• **THE EXERCISE**:
Identify all lines in the listing that include the word "this", and copy them out.

(Records contained in a dataset)
------------------------------------------------------------------------
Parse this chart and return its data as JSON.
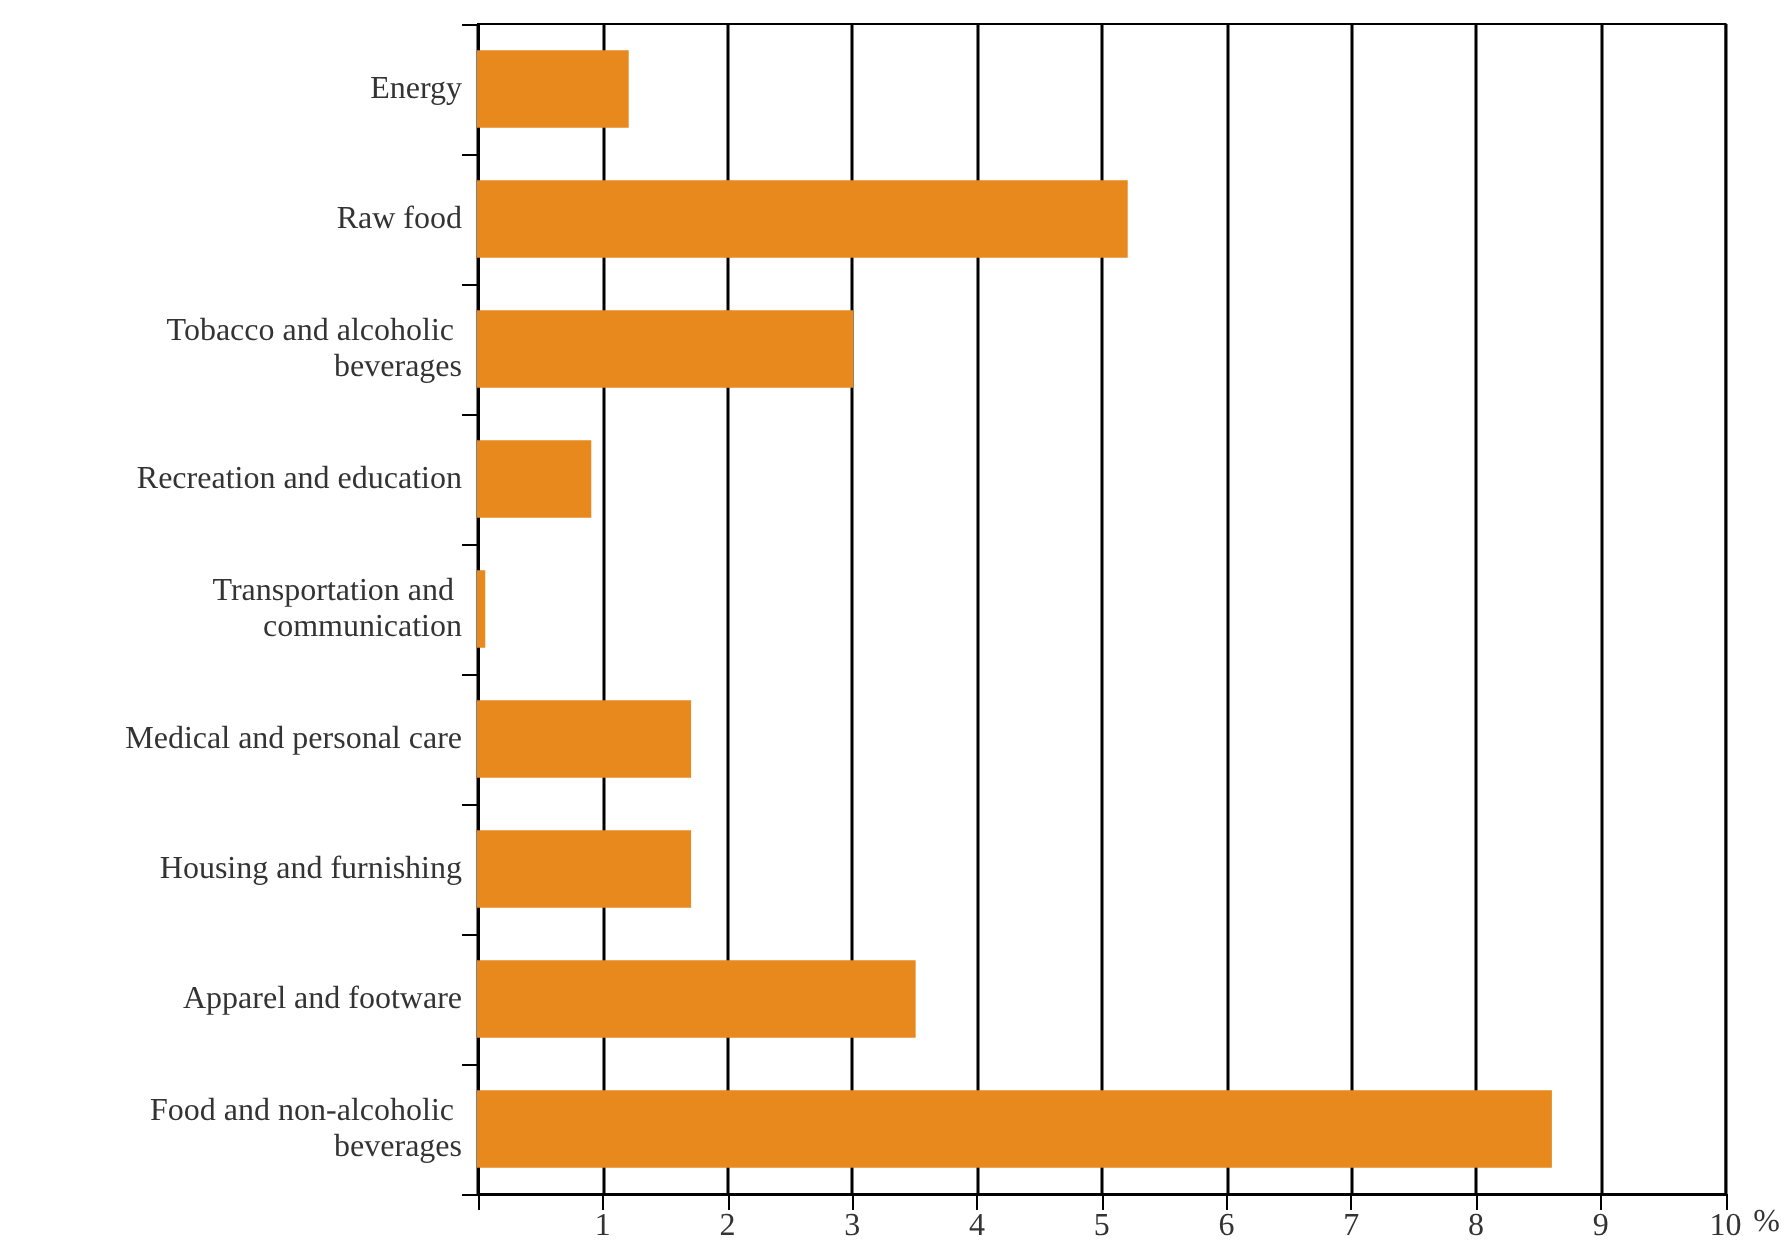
{
  "chart_data": {
    "type": "bar",
    "orientation": "horizontal",
    "xlabel": "%",
    "categories": [
      "Energy",
      "Raw food",
      "Tobacco and alcoholic beverages",
      "Recreation and education",
      "Transportation and communication",
      "Medical and personal care",
      "Housing and furnishing",
      "Apparel and footware",
      "Food and non-alcoholic beverages"
    ],
    "values": [
      1.2,
      5.2,
      3.0,
      0.9,
      0.05,
      1.7,
      1.7,
      3.5,
      8.6
    ],
    "color": "#e8891e",
    "xlim": [
      0,
      10
    ],
    "xticks": [
      {
        "value": 0,
        "label": null
      },
      1,
      2,
      3,
      4,
      5,
      6,
      7,
      8,
      9,
      10
    ],
    "grid": "x"
  }
}
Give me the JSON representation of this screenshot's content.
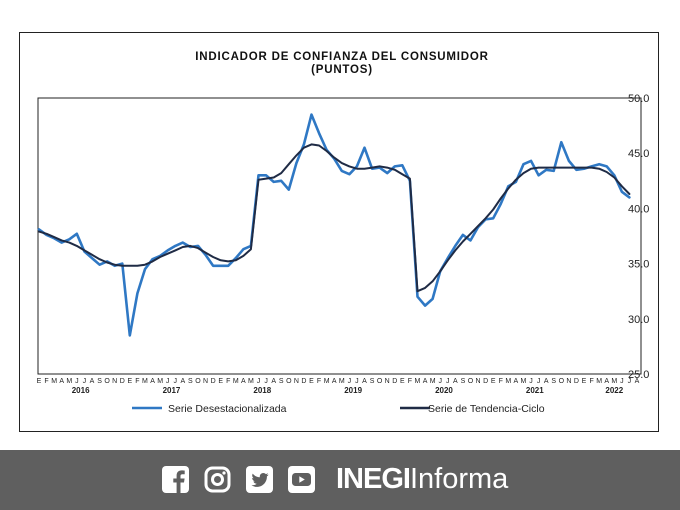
------------------------------------------------------------------------
• **EXERCISE RESULT**:
Parse this chart and return its data as JSON.
Give me the JSON representation of this screenshot's content.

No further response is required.